=== Task details ===
Restate every entry word for word.

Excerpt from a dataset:
-=-=-
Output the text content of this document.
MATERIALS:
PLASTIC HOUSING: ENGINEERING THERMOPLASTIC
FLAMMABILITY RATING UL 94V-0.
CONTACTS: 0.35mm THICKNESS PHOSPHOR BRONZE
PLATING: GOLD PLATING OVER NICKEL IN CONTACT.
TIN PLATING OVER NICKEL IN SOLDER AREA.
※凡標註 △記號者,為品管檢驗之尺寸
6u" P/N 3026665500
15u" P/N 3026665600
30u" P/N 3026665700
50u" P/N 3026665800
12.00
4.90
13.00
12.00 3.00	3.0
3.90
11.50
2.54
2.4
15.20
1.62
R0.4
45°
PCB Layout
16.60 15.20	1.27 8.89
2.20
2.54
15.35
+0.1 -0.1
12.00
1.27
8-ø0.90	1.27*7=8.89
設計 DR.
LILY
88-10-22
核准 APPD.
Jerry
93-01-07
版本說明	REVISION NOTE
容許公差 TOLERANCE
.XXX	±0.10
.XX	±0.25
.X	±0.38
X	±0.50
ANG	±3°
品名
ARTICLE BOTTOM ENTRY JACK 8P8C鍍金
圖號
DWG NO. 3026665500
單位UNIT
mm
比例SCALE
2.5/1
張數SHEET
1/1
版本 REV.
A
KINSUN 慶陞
-=-=-
=== Output of the exercise ===
Output the text content of this document.
MATERIALS:
PLASTIC HOUSING: ENGINEERING THERMOPLASTIC
FLAMMABILITY RATING UL 94V-0.
CONTACTS: 0.35mm THICKNESS PHOSPHOR BRONZE
PLATING: GOLD PLATING OVER NICKEL IN CONTACT.
TIN PLATING OVER NICKEL IN SOLDER AREA.
※凡標註 △記號者,為品管檢驗之尺寸
6u" P/N 3026665500
15u" P/N 3026665600
30u" P/N 3026665700
50u" P/N 3026665800
12.00
4.90
13.00
12.00 3.00	3.0
3.90
11.50
2.54
2.4
15.20
1.62
R0.4
45°
PCB Layout
16.60 15.20	1.27 8.89
2.20
2.54
15.35
+0.1 -0.1
12.00
1.27
8-ø0.90	1.27*7=8.89
設計 DR.
LILY
88-10-22
核准 APPD.
Jerry
93-01-07
版本說明	REVISION NOTE
容許公差 TOLERANCE
.XXX	±0.10
.XX	±0.25
.X	±0.38
X	±0.50
ANG	±3°
品名
ARTICLE BOTTOM ENTRY JACK 8P8C鍍金
圖號
DWG NO. 3026665500
單位UNIT
mm
比例SCALE
2.5/1
張數SHEET
1/1
版本 REV.
A
KINSUN 慶陞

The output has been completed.